**EXERCISE AIM:** Drop all images and give the records again exactly.

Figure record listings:
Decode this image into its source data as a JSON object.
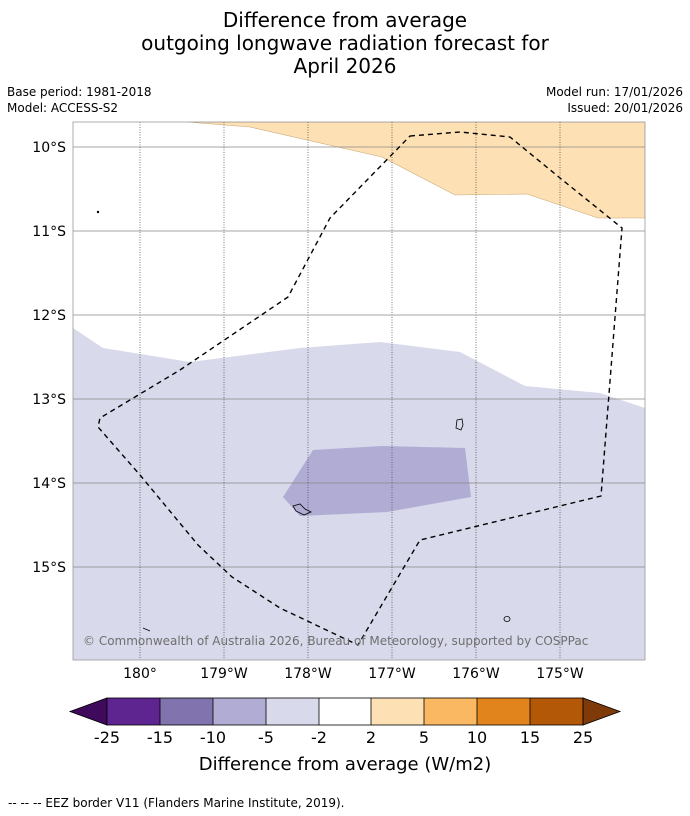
{
  "title": {
    "line1": "Difference from average",
    "line2": "outgoing longwave radiation forecast for",
    "line3": "April 2026"
  },
  "meta": {
    "base_period": "Base period: 1981-2018",
    "model": "Model: ACCESS-S2",
    "model_run": "Model run: 17/01/2026",
    "issued": "Issued: 20/01/2026"
  },
  "map": {
    "lat_labels": [
      "10°S",
      "11°S",
      "12°S",
      "13°S",
      "14°S",
      "15°S"
    ],
    "lon_labels": [
      "180°",
      "179°W",
      "178°W",
      "177°W",
      "176°W",
      "175°W"
    ],
    "copyright": "© Commonwealth of Australia 2026, Bureau of Meteorology, supported by COSPPac",
    "colors": {
      "anomaly_pos_2_5": "#fde0b4",
      "anomaly_neg_2_5": "#d8d9ea",
      "anomaly_neg_5_10": "#b1acd3",
      "eez_border": "#000000"
    }
  },
  "colorbar": {
    "ticks": [
      "-25",
      "-15",
      "-10",
      "-5",
      "-2",
      "2",
      "5",
      "10",
      "15",
      "25"
    ],
    "colors": [
      "#3f0a5c",
      "#5e2590",
      "#8073ae",
      "#b1acd3",
      "#d8d9ea",
      "#ffffff",
      "#fde0b4",
      "#fbb862",
      "#e1841b",
      "#b35806",
      "#7e3b09"
    ],
    "label": "Difference from average (W/m2)"
  },
  "footnote": "--  --  -- EEZ border V11 (Flanders Marine Institute, 2019)."
}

**RESULT OF THE TASK:**
Decode this image into its source data as a JSON object.
{
  "title": {
    "line1": "Difference from average",
    "line2": "outgoing longwave radiation forecast for",
    "line3": "April 2026"
  },
  "meta": {
    "base_period": "Base period: 1981-2018",
    "model": "Model: ACCESS-S2",
    "model_run": "Model run: 17/01/2026",
    "issued": "Issued: 20/01/2026"
  },
  "map": {
    "lat_labels": [
      "10°S",
      "11°S",
      "12°S",
      "13°S",
      "14°S",
      "15°S"
    ],
    "lon_labels": [
      "180°",
      "179°W",
      "178°W",
      "177°W",
      "176°W",
      "175°W"
    ],
    "copyright": "© Commonwealth of Australia 2026, Bureau of Meteorology, supported by COSPPac",
    "colors": {
      "anomaly_pos_2_5": "#fde0b4",
      "anomaly_neg_2_5": "#d8d9ea",
      "anomaly_neg_5_10": "#b1acd3",
      "eez_border": "#000000"
    }
  },
  "colorbar": {
    "ticks": [
      "-25",
      "-15",
      "-10",
      "-5",
      "-2",
      "2",
      "5",
      "10",
      "15",
      "25"
    ],
    "colors": [
      "#3f0a5c",
      "#5e2590",
      "#8073ae",
      "#b1acd3",
      "#d8d9ea",
      "#ffffff",
      "#fde0b4",
      "#fbb862",
      "#e1841b",
      "#b35806",
      "#7e3b09"
    ],
    "label": "Difference from average (W/m2)"
  },
  "footnote": "--  --  -- EEZ border V11 (Flanders Marine Institute, 2019)."
}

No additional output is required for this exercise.